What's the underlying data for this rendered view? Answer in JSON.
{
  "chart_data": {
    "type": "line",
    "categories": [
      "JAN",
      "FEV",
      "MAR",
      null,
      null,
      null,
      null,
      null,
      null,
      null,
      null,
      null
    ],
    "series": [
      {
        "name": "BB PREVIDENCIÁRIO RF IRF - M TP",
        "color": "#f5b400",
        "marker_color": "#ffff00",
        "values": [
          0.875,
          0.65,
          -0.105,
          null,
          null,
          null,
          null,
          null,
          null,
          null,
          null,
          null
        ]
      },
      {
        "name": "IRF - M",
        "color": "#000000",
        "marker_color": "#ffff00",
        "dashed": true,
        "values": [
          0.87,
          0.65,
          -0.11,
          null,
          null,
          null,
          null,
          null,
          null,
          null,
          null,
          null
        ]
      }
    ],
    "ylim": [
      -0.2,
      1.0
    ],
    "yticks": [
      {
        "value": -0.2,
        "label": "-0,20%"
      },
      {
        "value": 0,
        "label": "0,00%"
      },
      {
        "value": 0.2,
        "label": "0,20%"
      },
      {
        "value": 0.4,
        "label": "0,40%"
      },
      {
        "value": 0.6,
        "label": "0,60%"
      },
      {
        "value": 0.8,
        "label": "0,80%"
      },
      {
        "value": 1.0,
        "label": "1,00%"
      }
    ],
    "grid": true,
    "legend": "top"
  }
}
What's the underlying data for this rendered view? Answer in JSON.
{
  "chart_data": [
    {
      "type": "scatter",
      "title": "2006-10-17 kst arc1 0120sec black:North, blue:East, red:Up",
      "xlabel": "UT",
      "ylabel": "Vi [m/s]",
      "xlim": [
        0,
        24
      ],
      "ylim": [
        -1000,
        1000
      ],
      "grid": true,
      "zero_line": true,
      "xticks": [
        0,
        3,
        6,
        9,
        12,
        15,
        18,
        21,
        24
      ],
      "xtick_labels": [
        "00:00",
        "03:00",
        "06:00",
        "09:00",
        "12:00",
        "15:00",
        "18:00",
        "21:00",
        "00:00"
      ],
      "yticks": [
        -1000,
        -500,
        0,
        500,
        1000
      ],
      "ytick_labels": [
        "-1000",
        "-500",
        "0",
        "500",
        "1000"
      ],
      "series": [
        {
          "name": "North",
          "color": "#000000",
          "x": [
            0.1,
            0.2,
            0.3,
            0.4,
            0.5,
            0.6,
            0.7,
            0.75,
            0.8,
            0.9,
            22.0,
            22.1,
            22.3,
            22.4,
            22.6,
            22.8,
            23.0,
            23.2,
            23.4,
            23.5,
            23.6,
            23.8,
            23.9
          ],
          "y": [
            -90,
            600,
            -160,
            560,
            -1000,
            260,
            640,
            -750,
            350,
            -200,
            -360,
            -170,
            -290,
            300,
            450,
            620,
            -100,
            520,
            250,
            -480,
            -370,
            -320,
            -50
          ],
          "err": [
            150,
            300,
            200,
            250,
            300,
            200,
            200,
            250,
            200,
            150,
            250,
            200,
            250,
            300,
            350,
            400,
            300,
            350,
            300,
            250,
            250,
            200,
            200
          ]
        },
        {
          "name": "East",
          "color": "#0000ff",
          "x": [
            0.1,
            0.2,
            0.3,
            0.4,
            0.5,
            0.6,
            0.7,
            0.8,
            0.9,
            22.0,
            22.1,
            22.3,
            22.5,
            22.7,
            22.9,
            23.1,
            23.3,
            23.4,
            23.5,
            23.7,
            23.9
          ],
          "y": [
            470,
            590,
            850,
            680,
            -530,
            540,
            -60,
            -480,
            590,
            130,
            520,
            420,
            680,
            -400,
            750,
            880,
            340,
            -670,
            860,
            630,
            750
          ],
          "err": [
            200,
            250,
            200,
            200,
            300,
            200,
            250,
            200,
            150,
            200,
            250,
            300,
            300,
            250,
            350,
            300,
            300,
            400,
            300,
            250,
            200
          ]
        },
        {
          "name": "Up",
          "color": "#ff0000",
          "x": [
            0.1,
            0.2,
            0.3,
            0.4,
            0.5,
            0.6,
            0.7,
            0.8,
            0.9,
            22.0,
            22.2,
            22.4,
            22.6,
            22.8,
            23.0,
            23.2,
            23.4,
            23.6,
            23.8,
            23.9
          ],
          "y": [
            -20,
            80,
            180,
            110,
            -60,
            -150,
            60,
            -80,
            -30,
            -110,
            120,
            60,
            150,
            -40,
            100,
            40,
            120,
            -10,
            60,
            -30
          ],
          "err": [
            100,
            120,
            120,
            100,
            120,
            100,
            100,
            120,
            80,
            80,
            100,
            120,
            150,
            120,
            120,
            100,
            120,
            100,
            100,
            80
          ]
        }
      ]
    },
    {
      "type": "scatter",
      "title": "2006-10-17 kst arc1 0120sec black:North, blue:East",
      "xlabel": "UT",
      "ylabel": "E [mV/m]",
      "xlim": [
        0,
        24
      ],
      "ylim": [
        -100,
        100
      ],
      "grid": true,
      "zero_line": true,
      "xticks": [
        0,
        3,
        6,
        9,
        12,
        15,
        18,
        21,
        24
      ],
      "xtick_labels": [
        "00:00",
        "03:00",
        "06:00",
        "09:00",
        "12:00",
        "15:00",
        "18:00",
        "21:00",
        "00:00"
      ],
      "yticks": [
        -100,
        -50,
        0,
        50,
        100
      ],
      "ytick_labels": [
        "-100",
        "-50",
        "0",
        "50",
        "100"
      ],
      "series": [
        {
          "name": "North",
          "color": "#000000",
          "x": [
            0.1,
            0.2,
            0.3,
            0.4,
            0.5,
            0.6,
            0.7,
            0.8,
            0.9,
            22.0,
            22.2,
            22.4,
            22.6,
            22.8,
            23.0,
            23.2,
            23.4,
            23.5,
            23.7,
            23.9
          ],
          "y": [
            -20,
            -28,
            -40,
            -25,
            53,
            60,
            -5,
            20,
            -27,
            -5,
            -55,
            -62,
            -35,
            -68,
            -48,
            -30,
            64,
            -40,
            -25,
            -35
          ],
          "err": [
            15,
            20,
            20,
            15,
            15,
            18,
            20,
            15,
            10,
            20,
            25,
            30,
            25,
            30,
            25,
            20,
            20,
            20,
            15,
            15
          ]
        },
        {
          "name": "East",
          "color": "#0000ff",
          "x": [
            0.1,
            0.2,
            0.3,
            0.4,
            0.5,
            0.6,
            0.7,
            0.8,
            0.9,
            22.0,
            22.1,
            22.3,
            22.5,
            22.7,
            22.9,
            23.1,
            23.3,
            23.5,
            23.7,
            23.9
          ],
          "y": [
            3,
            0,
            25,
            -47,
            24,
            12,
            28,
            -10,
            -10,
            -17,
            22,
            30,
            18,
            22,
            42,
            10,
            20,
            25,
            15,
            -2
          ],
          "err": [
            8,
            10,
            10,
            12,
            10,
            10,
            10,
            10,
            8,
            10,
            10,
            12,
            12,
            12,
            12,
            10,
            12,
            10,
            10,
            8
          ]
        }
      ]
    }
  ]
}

§ §

* [What is being asked]:
Look through the data above. Each line containing the word "name" needs to be copied.

* [Expected answer]:
        "name": "BB PREVIDENCIÁRIO RF IRF - M TP",
        "name": "IRF - M",
          "name": "North",
          "name": "East",
          "name": "Up",
          "name": "North",
          "name": "East",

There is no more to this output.